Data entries
______________________________
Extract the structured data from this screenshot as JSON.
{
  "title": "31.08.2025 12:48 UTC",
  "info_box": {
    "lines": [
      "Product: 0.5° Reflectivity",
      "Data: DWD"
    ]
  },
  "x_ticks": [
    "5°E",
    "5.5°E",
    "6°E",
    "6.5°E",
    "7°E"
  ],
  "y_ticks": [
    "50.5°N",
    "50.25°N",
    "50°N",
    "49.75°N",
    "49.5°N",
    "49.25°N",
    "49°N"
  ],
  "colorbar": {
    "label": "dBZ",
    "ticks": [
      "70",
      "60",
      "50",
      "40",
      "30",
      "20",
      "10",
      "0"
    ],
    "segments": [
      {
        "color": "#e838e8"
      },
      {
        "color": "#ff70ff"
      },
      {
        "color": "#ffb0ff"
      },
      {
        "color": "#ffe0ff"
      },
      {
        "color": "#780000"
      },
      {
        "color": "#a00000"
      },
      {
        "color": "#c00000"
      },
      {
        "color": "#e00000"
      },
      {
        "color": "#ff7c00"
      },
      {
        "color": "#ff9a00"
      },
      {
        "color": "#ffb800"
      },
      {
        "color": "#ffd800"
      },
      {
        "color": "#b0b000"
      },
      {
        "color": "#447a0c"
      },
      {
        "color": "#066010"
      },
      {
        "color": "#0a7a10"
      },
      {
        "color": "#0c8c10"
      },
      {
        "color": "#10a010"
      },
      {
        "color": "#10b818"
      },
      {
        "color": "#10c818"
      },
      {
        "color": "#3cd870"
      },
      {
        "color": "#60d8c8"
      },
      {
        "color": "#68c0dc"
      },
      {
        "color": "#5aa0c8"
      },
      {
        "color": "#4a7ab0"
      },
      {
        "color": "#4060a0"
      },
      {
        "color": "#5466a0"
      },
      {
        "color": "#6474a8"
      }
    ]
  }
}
______________________________
* STATED GOAL:
Using the listing above, please repeat every entry exactly.

* OUTPUT OF THE TASK:
Extract the structured data from this screenshot as JSON.
{
  "title": "31.08.2025 12:48 UTC",
  "info_box": {
    "lines": [
      "Product: 0.5° Reflectivity",
      "Data: DWD"
    ]
  },
  "x_ticks": [
    "5°E",
    "5.5°E",
    "6°E",
    "6.5°E",
    "7°E"
  ],
  "y_ticks": [
    "50.5°N",
    "50.25°N",
    "50°N",
    "49.75°N",
    "49.5°N",
    "49.25°N",
    "49°N"
  ],
  "colorbar": {
    "label": "dBZ",
    "ticks": [
      "70",
      "60",
      "50",
      "40",
      "30",
      "20",
      "10",
      "0"
    ],
    "segments": [
      {
        "color": "#e838e8"
      },
      {
        "color": "#ff70ff"
      },
      {
        "color": "#ffb0ff"
      },
      {
        "color": "#ffe0ff"
      },
      {
        "color": "#780000"
      },
      {
        "color": "#a00000"
      },
      {
        "color": "#c00000"
      },
      {
        "color": "#e00000"
      },
      {
        "color": "#ff7c00"
      },
      {
        "color": "#ff9a00"
      },
      {
        "color": "#ffb800"
      },
      {
        "color": "#ffd800"
      },
      {
        "color": "#b0b000"
      },
      {
        "color": "#447a0c"
      },
      {
        "color": "#066010"
      },
      {
        "color": "#0a7a10"
      },
      {
        "color": "#0c8c10"
      },
      {
        "color": "#10a010"
      },
      {
        "color": "#10b818"
      },
      {
        "color": "#10c818"
      },
      {
        "color": "#3cd870"
      },
      {
        "color": "#60d8c8"
      },
      {
        "color": "#68c0dc"
      },
      {
        "color": "#5aa0c8"
      },
      {
        "color": "#4a7ab0"
      },
      {
        "color": "#4060a0"
      },
      {
        "color": "#5466a0"
      },
      {
        "color": "#6474a8"
      }
    ]
  }
}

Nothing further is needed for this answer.